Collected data
• • •
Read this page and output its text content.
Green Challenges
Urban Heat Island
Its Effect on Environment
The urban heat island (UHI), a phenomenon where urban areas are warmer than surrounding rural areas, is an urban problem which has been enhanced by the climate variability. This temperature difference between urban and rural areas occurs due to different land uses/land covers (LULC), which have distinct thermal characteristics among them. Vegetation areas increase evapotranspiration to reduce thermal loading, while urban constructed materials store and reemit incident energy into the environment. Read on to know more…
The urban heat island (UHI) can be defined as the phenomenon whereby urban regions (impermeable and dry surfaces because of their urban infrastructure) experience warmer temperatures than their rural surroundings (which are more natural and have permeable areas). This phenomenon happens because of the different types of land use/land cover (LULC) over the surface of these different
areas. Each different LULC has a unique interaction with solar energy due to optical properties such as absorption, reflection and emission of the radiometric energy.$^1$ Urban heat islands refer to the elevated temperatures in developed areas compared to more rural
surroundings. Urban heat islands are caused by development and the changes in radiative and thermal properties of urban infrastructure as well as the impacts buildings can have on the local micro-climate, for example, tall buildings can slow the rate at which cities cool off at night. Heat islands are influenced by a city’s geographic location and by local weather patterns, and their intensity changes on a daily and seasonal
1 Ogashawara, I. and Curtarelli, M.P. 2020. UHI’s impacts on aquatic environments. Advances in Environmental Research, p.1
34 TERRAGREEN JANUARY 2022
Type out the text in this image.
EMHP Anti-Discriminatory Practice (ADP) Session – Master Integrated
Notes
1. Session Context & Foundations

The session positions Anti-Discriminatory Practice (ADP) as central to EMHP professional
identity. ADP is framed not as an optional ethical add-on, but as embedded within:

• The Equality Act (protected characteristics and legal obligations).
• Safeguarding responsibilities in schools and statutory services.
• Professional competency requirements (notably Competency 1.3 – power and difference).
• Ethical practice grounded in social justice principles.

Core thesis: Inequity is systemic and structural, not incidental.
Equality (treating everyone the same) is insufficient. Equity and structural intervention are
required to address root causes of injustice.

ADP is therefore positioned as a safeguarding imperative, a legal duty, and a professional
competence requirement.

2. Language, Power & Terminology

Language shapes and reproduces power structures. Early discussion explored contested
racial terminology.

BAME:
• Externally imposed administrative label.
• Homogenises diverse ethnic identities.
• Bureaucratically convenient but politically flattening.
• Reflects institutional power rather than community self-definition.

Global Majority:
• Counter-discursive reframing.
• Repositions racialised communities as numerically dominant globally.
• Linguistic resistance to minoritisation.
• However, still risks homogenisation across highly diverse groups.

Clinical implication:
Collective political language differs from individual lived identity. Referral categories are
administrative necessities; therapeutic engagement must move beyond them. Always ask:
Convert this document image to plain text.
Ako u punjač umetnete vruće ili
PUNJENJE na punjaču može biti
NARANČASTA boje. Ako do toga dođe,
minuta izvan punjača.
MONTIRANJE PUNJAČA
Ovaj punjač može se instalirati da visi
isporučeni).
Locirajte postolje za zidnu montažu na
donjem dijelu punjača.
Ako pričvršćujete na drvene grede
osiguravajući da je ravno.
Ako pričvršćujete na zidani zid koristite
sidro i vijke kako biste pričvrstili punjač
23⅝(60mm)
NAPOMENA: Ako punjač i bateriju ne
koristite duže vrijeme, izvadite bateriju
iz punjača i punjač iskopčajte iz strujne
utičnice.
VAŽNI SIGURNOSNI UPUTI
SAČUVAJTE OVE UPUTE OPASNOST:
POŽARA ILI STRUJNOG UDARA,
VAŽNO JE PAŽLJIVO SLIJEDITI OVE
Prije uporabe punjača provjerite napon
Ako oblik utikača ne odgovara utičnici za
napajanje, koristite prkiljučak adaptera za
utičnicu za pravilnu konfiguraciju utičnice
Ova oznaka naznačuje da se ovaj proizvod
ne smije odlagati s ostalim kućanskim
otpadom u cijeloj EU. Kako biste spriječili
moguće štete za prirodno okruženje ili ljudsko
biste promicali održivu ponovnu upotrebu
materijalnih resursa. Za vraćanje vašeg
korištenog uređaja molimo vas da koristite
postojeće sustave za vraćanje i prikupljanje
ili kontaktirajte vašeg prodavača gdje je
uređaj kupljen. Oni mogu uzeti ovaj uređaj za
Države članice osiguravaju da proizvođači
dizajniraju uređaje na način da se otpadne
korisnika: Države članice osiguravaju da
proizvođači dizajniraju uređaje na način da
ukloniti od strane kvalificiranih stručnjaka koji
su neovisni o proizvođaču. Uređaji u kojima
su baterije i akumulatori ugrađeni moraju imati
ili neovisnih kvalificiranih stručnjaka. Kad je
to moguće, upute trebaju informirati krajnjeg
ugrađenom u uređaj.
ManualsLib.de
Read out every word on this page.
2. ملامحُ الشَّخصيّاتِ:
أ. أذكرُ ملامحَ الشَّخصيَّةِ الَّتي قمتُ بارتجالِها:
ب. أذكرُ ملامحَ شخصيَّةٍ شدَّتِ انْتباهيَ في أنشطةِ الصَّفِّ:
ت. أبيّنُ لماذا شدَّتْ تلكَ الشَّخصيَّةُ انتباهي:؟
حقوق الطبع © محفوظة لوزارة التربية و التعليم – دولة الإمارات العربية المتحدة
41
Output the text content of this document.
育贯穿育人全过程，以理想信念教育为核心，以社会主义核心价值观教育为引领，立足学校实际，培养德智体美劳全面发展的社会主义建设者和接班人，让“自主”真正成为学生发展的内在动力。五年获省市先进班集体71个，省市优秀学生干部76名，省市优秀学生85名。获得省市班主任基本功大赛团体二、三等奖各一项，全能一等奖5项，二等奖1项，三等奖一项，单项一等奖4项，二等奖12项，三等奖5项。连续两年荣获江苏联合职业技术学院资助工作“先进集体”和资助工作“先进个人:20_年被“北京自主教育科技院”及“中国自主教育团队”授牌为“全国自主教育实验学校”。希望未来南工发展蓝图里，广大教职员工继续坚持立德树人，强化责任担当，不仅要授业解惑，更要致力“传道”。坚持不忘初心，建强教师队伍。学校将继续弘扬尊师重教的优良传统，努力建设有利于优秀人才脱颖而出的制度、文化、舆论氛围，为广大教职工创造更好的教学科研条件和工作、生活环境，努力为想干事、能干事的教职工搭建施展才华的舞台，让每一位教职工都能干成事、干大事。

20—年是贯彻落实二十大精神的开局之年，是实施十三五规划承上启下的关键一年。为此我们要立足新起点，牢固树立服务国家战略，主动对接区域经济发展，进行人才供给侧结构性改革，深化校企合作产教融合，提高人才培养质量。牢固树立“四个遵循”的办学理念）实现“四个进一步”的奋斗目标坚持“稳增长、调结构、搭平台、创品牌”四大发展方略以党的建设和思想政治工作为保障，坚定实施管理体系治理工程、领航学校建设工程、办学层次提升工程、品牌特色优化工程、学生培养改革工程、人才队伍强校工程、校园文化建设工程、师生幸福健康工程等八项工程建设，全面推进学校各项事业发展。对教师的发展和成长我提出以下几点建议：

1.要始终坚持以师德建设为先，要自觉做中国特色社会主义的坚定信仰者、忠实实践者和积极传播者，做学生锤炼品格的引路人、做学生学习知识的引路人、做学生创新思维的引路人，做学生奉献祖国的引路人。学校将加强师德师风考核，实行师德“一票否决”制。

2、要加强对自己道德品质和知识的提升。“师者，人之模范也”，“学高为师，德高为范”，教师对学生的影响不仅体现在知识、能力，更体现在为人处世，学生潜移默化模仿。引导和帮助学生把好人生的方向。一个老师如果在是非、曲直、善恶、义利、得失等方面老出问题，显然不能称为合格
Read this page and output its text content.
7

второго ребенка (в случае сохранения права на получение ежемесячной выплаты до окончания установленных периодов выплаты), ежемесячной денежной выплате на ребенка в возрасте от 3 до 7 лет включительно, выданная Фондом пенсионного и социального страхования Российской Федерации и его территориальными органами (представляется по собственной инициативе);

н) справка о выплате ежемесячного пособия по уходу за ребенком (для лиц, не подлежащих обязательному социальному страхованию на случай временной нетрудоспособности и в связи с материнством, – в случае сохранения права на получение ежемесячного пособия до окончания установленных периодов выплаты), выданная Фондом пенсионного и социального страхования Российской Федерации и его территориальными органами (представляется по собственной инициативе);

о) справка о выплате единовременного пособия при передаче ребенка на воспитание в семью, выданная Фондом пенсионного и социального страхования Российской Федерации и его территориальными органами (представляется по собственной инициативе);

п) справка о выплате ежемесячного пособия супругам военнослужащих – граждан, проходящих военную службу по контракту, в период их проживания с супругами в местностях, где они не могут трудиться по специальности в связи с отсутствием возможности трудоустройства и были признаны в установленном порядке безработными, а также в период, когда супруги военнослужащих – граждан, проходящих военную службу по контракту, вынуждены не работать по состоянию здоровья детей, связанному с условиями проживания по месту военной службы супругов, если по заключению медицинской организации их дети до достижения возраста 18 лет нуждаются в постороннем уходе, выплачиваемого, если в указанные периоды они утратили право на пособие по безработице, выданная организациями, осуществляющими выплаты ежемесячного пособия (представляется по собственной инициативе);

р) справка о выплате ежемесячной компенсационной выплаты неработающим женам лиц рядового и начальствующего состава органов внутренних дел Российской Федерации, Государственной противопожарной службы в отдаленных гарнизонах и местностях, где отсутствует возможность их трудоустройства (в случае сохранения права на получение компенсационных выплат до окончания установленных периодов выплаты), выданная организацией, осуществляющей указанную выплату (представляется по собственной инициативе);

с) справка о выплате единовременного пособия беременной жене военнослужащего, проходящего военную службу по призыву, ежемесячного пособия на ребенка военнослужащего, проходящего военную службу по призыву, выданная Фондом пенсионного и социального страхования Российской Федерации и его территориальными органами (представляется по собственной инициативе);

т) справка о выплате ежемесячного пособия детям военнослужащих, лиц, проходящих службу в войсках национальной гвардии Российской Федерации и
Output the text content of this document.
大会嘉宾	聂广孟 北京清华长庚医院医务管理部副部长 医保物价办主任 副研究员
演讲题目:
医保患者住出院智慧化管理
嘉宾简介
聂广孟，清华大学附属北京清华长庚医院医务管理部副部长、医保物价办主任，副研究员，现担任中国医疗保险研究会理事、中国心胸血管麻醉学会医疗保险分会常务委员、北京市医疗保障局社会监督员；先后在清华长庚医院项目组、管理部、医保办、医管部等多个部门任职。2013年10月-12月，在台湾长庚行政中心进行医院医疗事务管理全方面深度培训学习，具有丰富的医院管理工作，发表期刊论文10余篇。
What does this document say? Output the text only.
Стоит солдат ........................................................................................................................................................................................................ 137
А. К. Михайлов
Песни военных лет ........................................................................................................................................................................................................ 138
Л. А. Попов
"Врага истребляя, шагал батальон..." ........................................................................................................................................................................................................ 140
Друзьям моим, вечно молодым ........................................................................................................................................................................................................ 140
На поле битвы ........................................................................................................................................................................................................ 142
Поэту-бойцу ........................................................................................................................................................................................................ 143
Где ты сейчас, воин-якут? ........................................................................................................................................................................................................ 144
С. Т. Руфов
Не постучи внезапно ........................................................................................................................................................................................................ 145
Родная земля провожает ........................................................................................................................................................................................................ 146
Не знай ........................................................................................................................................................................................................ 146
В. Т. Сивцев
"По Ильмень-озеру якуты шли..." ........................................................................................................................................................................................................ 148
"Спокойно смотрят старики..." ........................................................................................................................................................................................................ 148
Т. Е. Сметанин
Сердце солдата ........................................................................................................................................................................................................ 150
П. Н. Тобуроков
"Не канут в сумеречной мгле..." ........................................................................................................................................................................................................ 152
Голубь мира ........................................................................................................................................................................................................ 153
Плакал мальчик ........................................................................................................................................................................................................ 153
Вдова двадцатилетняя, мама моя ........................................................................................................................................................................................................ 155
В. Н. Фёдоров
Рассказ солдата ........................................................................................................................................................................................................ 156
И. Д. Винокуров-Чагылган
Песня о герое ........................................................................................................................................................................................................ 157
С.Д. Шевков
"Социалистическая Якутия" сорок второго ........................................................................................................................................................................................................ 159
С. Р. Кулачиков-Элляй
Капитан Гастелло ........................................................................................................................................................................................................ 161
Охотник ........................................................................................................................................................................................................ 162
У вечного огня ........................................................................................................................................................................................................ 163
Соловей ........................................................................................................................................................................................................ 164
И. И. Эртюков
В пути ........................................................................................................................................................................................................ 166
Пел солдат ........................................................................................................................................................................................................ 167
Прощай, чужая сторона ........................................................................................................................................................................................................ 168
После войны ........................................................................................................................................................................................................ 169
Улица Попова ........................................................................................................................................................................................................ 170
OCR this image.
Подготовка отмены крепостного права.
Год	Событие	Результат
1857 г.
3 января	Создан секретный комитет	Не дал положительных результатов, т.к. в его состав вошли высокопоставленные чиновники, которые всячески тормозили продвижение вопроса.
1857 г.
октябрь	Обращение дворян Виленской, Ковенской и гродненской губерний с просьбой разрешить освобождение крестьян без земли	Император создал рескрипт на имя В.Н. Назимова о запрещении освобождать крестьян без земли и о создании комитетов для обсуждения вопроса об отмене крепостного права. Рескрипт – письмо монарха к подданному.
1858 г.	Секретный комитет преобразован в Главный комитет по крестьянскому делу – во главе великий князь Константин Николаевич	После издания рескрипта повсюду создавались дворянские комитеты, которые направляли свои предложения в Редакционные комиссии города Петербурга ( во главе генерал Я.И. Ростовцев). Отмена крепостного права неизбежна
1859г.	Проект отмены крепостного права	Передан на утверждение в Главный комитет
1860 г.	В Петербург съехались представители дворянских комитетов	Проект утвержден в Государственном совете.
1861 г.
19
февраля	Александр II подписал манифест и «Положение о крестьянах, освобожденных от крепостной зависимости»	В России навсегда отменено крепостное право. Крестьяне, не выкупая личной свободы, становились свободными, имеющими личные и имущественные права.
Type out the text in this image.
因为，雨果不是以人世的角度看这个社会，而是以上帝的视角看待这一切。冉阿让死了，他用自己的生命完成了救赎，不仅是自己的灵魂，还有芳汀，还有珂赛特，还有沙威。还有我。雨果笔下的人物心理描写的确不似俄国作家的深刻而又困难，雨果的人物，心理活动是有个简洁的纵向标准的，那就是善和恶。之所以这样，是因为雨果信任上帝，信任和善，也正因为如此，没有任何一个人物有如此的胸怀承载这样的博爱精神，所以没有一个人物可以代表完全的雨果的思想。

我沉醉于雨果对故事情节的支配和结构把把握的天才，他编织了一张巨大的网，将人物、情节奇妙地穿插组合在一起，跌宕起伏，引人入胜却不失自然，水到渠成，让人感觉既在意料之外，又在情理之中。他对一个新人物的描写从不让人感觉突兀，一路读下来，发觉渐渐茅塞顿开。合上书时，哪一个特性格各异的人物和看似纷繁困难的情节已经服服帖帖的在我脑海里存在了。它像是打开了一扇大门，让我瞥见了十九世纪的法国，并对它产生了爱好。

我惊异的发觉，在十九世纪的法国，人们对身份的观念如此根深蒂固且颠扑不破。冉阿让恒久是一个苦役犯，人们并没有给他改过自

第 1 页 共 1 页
• • •
# [Work instructions]
Copy out each line of the data containing the string "administrative".

# [Answer to this problem]
• Externally imposed administrative label.
administrative necessities; therapeutic engagement must move beyond them. Always ask:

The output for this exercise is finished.